> _DOCUMENT_
-- start --

While applying scientific rigor to a discipline renowned for
making far-fetched claims may provide some progress, upon
scrutiny, it turns out that the evolutionary approach
nevertheless is ridden with difficulties. For example,
contemporary hunter-gatherers such as the !Kung of the Kalahari
Desert are not primordial cavemen. They have been "spoiled" by
past interactions with farmer societies. The whole idea of a
single "primordial human," Malik points out, is, by itself,
dubious. Extrapolation from animal to human behavior, is also a
slippery business, as one has to compare chimpanzee fights with
a baffling range of human behaviors, from playground bullying to
the Holocaust.

-- end --

> _RECORDED INFORMATION_
-- start --

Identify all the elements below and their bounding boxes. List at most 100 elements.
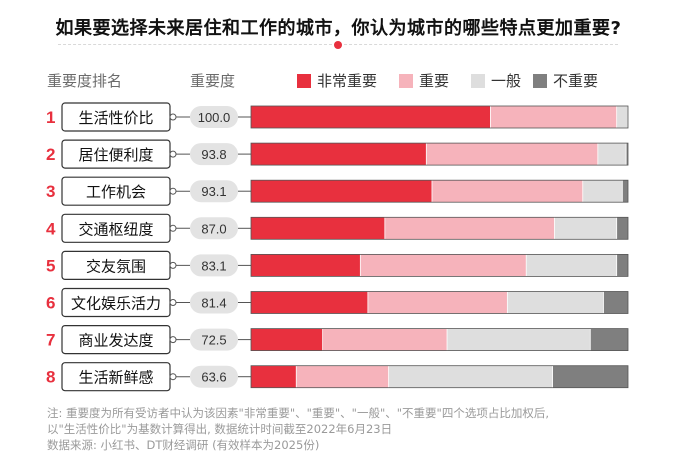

-- end --

> _WHAT IS ASKED_
[1] List every proper name that appears in the passage on the evolutionary approach.
[2] Proceed with the passage on the evolutionary approach, writing on from its final sentence.

> _ANSWERS PROVIDED_
[1]
- !Kung
- Kalahari Desert
- Malik
- Holocaust

[2]
Yet the criticism is tempered, and Evolutionary Psychology gets
praise when it is deserved. Let's hope that with time, this
carrot-and-stick approach will make the Beast a respectable
academic subject. The field is still young, and all we need, as
the primatologist Frans de Waal said "is a more enlightened type
of Darwinism that integrates the effects of learning and the
environment. It's not as though natural selection dictates
specific behavior under all circumstances, it rather induces
tendencies."
Because we have minds as well as instincts, cognitive science is
the second major topic of the book. Here we meet the Zombies,
Gimboes and Qualia. These creatures represent a thought
experiment designed to solve the problem of subjective states of
mind. Just try to imagine if, one day, your friend told you she
is not conscious at all. Would you believe her? And please do
not get paranoid that "even your closest ones could be zombies!"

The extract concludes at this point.